Work to do —
Convert all of the material into a JSON list of strings with one string for each line, omitting any blank lines.

··· Material supplied ···

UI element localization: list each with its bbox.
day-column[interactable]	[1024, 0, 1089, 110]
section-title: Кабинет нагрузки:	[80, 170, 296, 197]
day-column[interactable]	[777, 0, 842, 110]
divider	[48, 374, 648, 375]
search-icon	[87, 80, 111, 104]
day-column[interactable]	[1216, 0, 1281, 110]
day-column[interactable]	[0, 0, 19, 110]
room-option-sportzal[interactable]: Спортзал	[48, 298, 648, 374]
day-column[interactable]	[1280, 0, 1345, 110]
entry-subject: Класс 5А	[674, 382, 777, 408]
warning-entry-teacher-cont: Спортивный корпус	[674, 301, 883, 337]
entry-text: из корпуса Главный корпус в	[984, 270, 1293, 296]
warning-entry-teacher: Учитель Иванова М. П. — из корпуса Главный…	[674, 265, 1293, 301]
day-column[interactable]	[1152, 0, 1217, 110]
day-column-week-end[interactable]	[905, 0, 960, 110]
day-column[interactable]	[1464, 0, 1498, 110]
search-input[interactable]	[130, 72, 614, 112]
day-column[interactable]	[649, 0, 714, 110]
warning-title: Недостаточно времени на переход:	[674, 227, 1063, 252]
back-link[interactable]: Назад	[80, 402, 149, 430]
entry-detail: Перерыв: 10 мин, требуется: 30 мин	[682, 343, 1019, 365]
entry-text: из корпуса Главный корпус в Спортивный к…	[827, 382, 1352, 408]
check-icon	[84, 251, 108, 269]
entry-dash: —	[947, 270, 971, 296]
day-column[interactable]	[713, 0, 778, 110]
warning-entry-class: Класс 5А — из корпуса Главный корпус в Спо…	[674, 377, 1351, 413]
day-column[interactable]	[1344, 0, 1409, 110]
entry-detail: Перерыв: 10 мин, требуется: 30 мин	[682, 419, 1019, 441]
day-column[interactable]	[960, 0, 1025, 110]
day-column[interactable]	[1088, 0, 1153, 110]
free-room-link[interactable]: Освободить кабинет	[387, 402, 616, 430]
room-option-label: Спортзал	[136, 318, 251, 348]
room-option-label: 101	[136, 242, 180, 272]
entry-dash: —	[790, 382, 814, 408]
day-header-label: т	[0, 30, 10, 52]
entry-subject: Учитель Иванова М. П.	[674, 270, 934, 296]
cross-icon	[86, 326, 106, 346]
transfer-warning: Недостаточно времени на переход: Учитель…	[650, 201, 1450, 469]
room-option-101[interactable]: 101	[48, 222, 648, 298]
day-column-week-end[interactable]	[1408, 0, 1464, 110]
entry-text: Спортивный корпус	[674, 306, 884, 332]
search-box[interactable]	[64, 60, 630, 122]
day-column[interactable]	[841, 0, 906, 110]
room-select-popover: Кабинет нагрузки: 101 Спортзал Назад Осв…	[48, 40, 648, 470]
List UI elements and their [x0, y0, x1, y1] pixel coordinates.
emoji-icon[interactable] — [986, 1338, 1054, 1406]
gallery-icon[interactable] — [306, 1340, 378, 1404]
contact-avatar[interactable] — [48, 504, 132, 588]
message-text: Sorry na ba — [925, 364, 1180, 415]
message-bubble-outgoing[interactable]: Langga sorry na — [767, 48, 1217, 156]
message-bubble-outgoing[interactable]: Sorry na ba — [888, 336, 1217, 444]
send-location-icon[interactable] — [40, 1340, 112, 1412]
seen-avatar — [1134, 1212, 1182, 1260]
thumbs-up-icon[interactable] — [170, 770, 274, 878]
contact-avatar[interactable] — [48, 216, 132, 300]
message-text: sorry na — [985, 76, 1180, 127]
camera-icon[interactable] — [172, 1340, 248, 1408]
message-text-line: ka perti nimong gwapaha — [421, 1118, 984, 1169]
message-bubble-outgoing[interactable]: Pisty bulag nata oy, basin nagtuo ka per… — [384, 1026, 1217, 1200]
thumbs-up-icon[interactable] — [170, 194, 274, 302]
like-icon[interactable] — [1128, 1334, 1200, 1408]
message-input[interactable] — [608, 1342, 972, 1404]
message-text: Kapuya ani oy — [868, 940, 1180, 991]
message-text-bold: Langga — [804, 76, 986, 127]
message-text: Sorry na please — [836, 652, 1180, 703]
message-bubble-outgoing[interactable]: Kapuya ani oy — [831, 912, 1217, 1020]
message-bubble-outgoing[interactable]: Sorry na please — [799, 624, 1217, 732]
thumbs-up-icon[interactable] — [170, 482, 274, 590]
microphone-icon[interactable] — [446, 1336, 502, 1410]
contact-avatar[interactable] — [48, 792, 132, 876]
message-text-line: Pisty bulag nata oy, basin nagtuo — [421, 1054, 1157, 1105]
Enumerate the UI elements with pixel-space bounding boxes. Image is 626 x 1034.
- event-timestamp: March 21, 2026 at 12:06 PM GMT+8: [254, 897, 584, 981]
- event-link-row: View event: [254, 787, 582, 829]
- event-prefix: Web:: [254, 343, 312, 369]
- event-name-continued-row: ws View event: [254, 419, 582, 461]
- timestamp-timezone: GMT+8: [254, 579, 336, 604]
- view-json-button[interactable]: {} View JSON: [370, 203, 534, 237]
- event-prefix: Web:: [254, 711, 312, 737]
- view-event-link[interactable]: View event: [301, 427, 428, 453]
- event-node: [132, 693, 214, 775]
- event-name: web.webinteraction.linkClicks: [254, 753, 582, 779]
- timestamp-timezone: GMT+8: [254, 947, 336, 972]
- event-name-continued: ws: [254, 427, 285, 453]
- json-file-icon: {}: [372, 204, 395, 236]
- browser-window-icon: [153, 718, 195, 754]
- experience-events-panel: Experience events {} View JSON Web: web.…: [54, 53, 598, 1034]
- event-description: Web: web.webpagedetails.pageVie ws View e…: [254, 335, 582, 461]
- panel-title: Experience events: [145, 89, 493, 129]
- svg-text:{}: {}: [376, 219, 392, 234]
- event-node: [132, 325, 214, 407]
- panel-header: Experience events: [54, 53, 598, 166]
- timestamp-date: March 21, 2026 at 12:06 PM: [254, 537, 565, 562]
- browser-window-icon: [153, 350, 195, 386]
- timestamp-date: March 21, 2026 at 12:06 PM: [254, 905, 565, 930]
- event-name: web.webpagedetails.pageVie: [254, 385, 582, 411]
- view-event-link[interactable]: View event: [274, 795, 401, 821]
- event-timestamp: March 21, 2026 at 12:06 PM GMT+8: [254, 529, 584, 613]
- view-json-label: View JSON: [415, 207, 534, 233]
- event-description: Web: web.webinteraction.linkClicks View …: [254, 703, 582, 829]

···

Response to this task —
[
  "UI element localization: list each with its bbox.",
  "day-column[interactable]\t[1024, 0, 1089, 110]",
  "section-title: Кабинет нагрузки:\t[80, 170, 296, 197]",
  "day-column[interactable]\t[777, 0, 842, 110]",
  "divider\t[48, 374, 648, 375]",
  "search-icon\t[87, 80, 111, 104]",
  "day-column[interactable]\t[1216, 0, 1281, 110]",
  "day-column[interactable]\t[0, 0, 19, 110]",
  "room-option-sportzal[interactable]: Спортзал\t[48, 298, 648, 374]",
  "day-column[interactable]\t[1280, 0, 1345, 110]",
  "entry-subject: Класс 5А\t[674, 382, 777, 408]",
  "warning-entry-teacher-cont: Спортивный корпус\t[674, 301, 883, 337]",
  "entry-text: из корпуса Главный корпус в\t[984, 270, 1293, 296]",
  "warning-entry-teacher: Учитель Иванова М. П. — из корпуса Главный…\t[674, 265, 1293, 301]",
  "day-column[interactable]\t[1152, 0, 1217, 110]",
  "day-column-week-end[interactable]\t[905, 0, 960, 110]",
  "day-column[interactable]\t[1464, 0, 1498, 110]",
  "search-input[interactable]\t[130, 72, 614, 112]",
  "day-column[interactable]\t[649, 0, 714, 110]",
  "warning-title: Недостаточно времени на переход:\t[674, 227, 1063, 252]",
  "back-link[interactable]: Назад\t[80, 402, 149, 430]",
  "entry-detail: Перерыв: 10 мин, требуется: 30 мин\t[682, 343, 1019, 365]",
  "entry-text: из корпуса Главный корпус в Спортивный к…\t[827, 382, 1352, 408]",
  "check-icon\t[84, 251, 108, 269]",
  "entry-dash: —\t[947, 270, 971, 296]",
  "day-column[interactable]\t[713, 0, 778, 110]",
  "warning-entry-class: Класс 5А — из корпуса Главный корпус в Спо…\t[674, 377, 1351, 413]",
  "day-column[interactable]\t[1344, 0, 1409, 110]",
  "entry-detail: Перерыв: 10 мин, требуется: 30 мин\t[682, 419, 1019, 441]",
  "day-column[interactable]\t[960, 0, 1025, 110]",
  "day-column[interactable]\t[1088, 0, 1153, 110]",
  "free-room-link[interactable]: Освободить кабинет\t[387, 402, 616, 430]",
  "room-option-label: Спортзал\t[136, 318, 251, 348]",
  "room-option-label: 101\t[136, 242, 180, 272]",
  "entry-dash: —\t[790, 382, 814, 408]",
  "day-header-label: т\t[0, 30, 10, 52]",
  "entry-subject: Учитель Иванова М. П.\t[674, 270, 934, 296]",
  "cross-icon\t[86, 326, 106, 346]",
  "transfer-warning: Недостаточно времени на переход: Учитель…\t[650, 201, 1450, 469]",
  "room-option-101[interactable]: 101\t[48, 222, 648, 298]",
  "day-column-week-end[interactable]\t[1408, 0, 1464, 110]",
  "entry-text: Спортивный корпус\t[674, 306, 884, 332]",
  "search-box[interactable]\t[64, 60, 630, 122]",
  "day-column[interactable]\t[841, 0, 906, 110]",
  "room-select-popover: Кабинет нагрузки: 101 Спортзал Назад Осв…\t[48, 40, 648, 470]",
  "List UI elements and their [x0, y0, x1, y1] pixel coordinates.",
  "emoji-icon[interactable] — [986, 1338, 1054, 1406]",
  "gallery-icon[interactable] — [306, 1340, 378, 1404]",
  "contact-avatar[interactable] — [48, 504, 132, 588]",
  "message-text: Sorry na ba — [925, 364, 1180, 415]",
  "message-bubble-outgoing[interactable]: Langga sorry na — [767, 48, 1217, 156]",
  "message-bubble-outgoing[interactable]: Sorry na ba — [888, 336, 1217, 444]",
  "send-location-icon[interactable] — [40, 1340, 112, 1412]",
  "seen-avatar — [1134, 1212, 1182, 1260]",
  "thumbs-up-icon[interactable] — [170, 770, 274, 878]",
  "contact-avatar[interactable] — [48, 216, 132, 300]",
  "message-text: sorry na — [985, 76, 1180, 127]",
  "camera-icon[interactable] — [172, 1340, 248, 1408]",
  "message-text-line: ka perti nimong gwapaha — [421, 1118, 984, 1169]",
  "message-bubble-outgoing[interactable]: Pisty bulag nata oy, basin nagtuo ka per… — [384, 1026, 1217, 1200]",
  "thumbs-up-icon[interactable] — [170, 194, 274, 302]",
  "like-icon[interactable] — [1128, 1334, 1200, 1408]",
  "message-input[interactable] — [608, 1342, 972, 1404]",
  "message-text: Kapuya ani oy — [868, 940, 1180, 991]",
  "message-text-bold: Langga — [804, 76, 986, 127]",
  "message-text: Sorry na please — [836, 652, 1180, 703]",
  "message-bubble-outgoing[interactable]: Kapuya ani oy — [831, 912, 1217, 1020]",
  "message-bubble-outgoing[interactable]: Sorry na please — [799, 624, 1217, 732]",
  "thumbs-up-icon[interactable] — [170, 482, 274, 590]",
  "microphone-icon[interactable] — [446, 1336, 502, 1410]",
  "contact-avatar[interactable] — [48, 792, 132, 876]",
  "message-text-line: Pisty bulag nata oy, basin nagtuo — [421, 1054, 1157, 1105]",
  "Enumerate the UI elements with pixel-space bounding boxes. Image is 626 x 1034.",
  "- event-timestamp: March 21, 2026 at 12:06 PM GMT+8: [254, 897, 584, 981]",
  "- event-link-row: View event: [254, 787, 582, 829]",
  "- event-prefix: Web:: [254, 343, 312, 369]",
  "- event-name-continued-row: ws View event: [254, 419, 582, 461]",
  "- timestamp-timezone: GMT+8: [254, 579, 336, 604]",
  "- view-json-button[interactable]: {} View JSON: [370, 203, 534, 237]",
  "- event-prefix: Web:: [254, 711, 312, 737]",
  "- view-event-link[interactable]: View event: [301, 427, 428, 453]",
  "- event-node: [132, 693, 214, 775]",
  "- event-name: web.webinteraction.linkClicks: [254, 753, 582, 779]",
  "- timestamp-timezone: GMT+8: [254, 947, 336, 972]",
  "- event-name-continued: ws: [254, 427, 285, 453]",
  "- json-file-icon: {}: [372, 204, 395, 236]",
  "- browser-window-icon: [153, 718, 195, 754]",
  "- experience-events-panel: Experience events {} View JSON Web: web.…: [54, 53, 598, 1034]",
  "- event-description: Web: web.webpagedetails.pageVie ws View e…: [254, 335, 582, 461]",
  "- panel-title: Experience events: [145, 89, 493, 129]",
  "- svg-text:{}: {}: [376, 219, 392, 234]",
  "- event-node: [132, 325, 214, 407]",
  "- panel-header: Experience events: [54, 53, 598, 166]",
  "- timestamp-date: March 21, 2026 at 12:06 PM: [254, 537, 565, 562]",
  "- browser-window-icon: [153, 350, 195, 386]",
  "- timestamp-date: March 21, 2026 at 12:06 PM: [254, 905, 565, 930]",
  "- event-name: web.webpagedetails.pageVie: [254, 385, 582, 411]",
  "- view-event-link[interactable]: View event: [274, 795, 401, 821]",
  "- event-timestamp: March 21, 2026 at 12:06 PM GMT+8: [254, 529, 584, 613]",
  "- view-json-label: View JSON: [415, 207, 534, 233]",
  "- event-description: Web: web.webinteraction.linkClicks View …: [254, 703, 582, 829]"
]